Check every line of the entries that follow, and copy the ones containing "color".

---------- DATA IN THIS EXERCISE

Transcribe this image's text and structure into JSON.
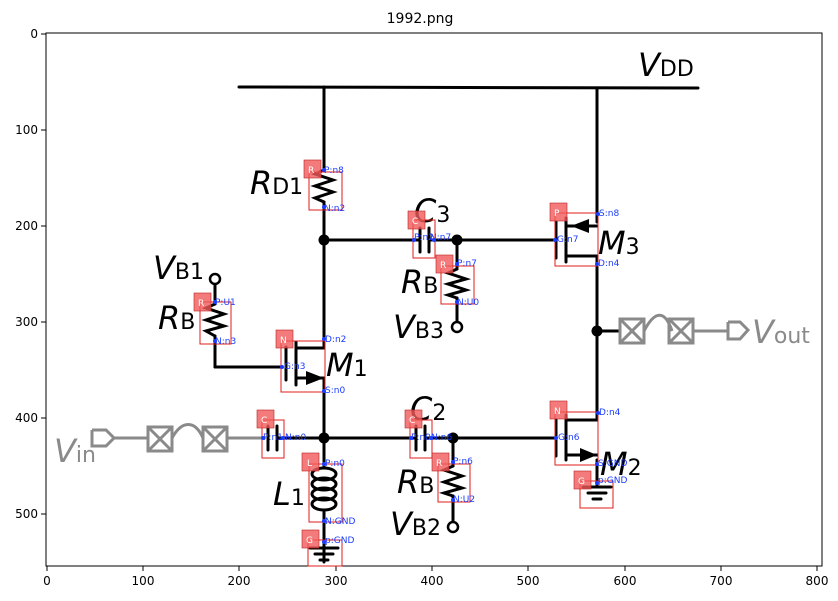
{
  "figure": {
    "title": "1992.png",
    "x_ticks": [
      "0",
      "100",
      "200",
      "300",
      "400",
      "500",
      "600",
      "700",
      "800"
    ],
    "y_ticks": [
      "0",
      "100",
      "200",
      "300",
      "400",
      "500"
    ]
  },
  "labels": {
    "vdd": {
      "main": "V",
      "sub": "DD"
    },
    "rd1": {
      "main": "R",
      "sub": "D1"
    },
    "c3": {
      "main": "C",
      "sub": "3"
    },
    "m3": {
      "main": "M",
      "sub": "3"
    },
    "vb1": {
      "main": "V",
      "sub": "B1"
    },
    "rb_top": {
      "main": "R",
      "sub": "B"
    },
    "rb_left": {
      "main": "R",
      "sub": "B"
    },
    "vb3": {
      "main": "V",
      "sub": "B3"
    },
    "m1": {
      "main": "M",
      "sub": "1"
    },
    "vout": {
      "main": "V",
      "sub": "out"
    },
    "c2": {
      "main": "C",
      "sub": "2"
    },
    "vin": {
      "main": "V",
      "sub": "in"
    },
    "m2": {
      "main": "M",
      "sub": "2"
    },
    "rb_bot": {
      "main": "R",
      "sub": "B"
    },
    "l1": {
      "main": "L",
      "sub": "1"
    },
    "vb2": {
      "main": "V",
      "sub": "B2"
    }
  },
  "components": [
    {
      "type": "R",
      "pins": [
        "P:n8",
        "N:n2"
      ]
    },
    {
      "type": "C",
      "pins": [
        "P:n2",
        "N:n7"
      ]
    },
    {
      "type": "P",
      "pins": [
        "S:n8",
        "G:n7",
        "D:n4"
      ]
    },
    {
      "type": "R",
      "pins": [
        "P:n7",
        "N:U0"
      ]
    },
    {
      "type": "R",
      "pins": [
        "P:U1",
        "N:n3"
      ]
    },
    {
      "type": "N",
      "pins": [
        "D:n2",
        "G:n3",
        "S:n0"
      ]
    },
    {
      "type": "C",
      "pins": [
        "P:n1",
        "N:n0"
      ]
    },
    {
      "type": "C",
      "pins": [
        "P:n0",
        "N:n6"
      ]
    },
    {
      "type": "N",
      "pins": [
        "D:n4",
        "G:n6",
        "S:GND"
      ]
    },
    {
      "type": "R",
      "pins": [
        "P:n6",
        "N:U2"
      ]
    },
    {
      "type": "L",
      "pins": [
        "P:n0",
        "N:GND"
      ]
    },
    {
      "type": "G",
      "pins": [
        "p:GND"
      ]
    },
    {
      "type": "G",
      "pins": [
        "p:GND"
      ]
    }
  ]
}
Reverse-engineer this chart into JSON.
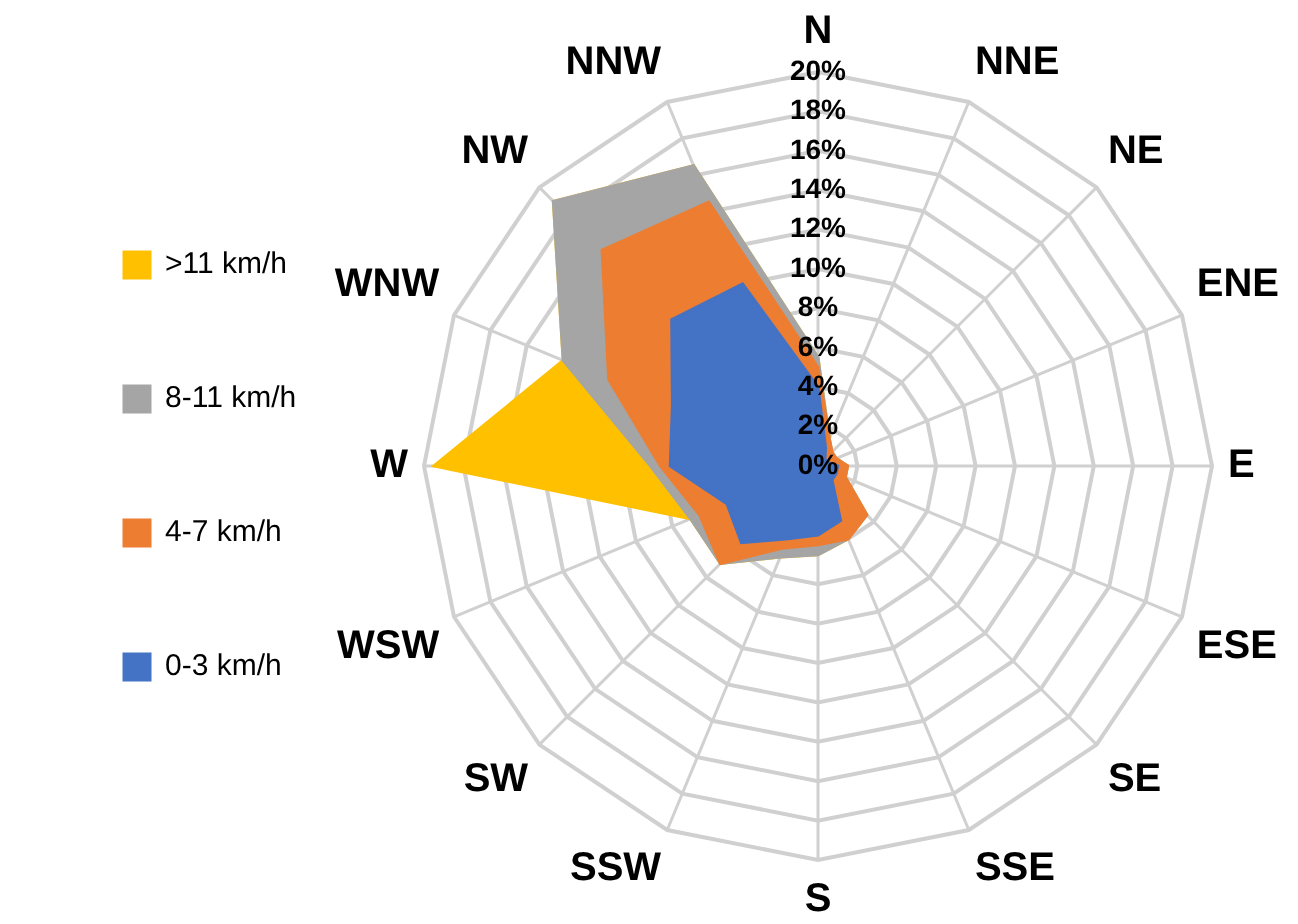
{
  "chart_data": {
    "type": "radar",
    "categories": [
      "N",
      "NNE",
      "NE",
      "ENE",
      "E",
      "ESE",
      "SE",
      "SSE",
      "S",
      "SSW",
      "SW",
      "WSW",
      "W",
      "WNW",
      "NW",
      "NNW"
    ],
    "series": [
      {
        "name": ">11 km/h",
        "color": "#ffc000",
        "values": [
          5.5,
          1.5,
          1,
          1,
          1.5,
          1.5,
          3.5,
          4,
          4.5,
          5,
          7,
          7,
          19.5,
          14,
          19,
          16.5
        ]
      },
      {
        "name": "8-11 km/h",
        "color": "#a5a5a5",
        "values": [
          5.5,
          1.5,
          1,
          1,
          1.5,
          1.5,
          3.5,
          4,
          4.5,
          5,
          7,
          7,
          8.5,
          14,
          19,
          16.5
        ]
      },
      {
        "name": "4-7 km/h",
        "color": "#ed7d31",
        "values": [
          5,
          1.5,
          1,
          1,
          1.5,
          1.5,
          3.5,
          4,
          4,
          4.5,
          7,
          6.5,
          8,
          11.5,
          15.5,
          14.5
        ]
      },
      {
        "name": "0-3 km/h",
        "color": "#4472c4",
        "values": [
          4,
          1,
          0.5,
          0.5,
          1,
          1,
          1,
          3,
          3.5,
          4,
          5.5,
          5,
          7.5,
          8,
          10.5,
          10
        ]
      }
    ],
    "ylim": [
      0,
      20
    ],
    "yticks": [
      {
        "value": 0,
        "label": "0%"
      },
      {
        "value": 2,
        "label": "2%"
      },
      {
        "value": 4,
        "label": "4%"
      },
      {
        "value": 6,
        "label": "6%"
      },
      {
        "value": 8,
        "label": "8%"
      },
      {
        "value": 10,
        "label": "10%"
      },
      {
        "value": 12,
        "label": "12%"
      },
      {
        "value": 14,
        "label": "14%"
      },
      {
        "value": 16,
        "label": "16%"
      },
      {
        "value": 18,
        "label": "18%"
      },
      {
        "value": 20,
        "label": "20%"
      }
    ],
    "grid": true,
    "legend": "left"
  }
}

--------------------
---------- DATA IN THIS EXERCISE

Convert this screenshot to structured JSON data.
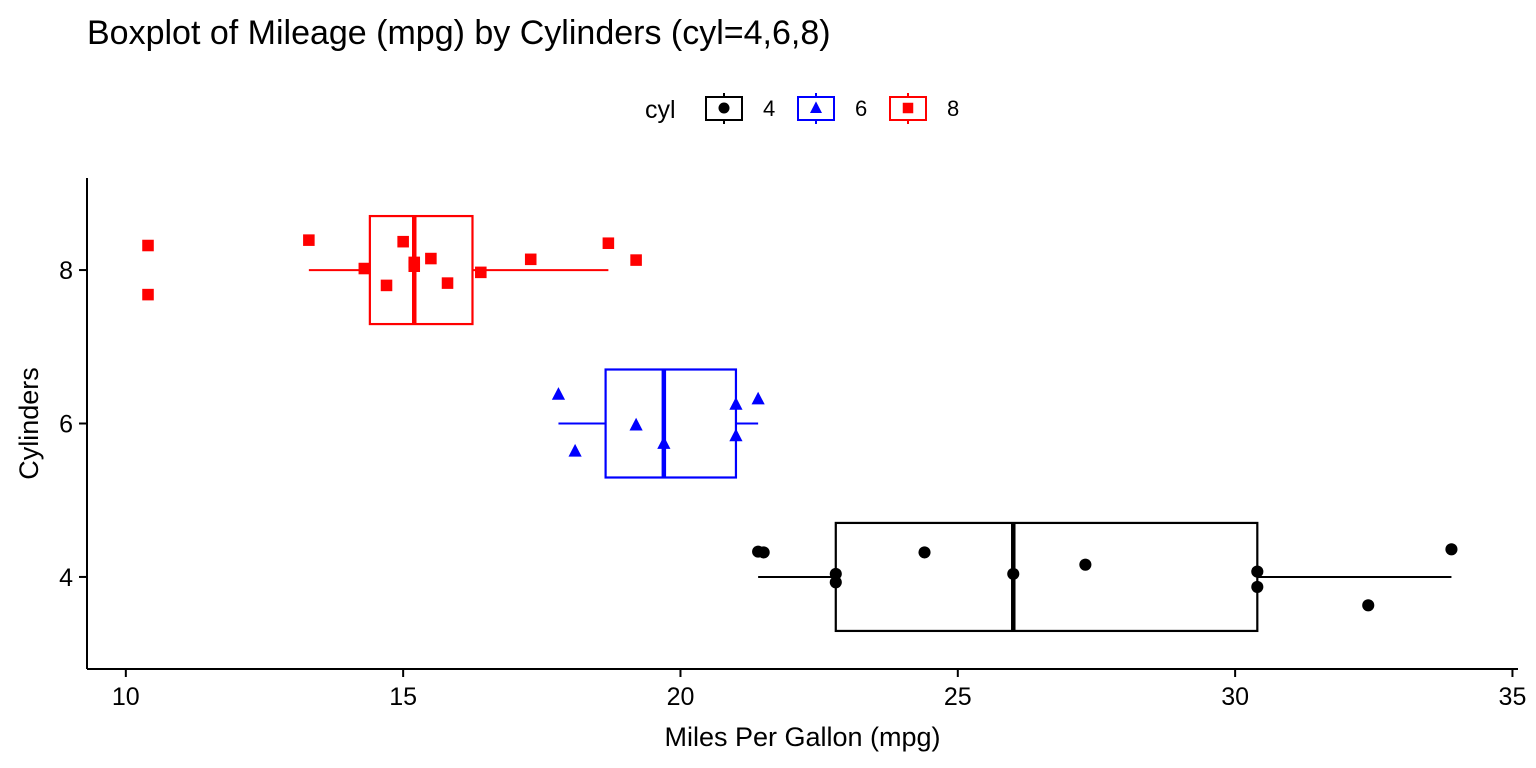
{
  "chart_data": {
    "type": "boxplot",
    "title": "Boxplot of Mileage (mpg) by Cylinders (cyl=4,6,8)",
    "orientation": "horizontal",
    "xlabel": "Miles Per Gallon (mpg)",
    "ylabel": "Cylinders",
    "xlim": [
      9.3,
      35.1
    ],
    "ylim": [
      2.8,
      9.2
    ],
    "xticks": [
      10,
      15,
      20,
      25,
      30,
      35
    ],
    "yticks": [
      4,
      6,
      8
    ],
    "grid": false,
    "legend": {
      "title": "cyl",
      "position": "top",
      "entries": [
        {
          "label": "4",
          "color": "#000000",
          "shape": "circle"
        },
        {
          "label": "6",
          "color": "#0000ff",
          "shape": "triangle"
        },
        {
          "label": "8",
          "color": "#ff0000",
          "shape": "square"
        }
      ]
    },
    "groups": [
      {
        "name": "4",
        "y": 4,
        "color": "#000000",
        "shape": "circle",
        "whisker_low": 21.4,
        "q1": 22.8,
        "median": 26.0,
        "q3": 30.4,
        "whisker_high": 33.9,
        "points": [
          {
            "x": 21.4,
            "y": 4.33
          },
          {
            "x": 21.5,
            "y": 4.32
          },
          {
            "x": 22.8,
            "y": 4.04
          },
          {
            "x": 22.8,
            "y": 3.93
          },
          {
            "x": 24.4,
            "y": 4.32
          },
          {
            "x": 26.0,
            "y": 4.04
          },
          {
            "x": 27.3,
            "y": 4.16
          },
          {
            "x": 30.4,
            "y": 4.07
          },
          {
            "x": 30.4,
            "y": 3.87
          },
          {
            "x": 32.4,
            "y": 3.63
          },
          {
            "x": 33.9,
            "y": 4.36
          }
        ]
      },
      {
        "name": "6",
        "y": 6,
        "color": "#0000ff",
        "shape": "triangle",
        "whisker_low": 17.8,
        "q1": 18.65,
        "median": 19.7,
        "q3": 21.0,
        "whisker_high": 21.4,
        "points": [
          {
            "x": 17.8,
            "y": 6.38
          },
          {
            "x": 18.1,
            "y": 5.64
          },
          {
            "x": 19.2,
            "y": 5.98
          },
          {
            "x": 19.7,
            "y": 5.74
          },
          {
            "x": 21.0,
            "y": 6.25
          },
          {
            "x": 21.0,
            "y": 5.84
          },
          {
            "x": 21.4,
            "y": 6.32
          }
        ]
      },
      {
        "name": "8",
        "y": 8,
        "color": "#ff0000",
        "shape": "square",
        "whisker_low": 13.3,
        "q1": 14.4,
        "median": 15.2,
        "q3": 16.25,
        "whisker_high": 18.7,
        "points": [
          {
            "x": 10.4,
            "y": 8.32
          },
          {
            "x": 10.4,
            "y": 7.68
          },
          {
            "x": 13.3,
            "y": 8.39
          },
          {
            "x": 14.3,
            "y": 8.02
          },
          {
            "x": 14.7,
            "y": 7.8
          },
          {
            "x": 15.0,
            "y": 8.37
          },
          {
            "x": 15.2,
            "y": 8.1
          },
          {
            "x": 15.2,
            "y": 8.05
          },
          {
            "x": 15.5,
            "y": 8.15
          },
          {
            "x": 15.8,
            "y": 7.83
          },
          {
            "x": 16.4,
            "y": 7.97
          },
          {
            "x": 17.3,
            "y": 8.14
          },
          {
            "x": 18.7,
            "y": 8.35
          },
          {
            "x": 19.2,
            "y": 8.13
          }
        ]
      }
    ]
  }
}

--------------------

◆ ANSWER TO THE EXERCISE:
        "color": "#ffc000",
        "color": "#a5a5a5",
        "color": "#ed7d31",
        "color": "#4472c4",
          "color": "#000000",
          "color": "#0000ff",
          "color": "#ff0000",
        "color": "#000000",
        "color": "#0000ff",
        "color": "#ff0000",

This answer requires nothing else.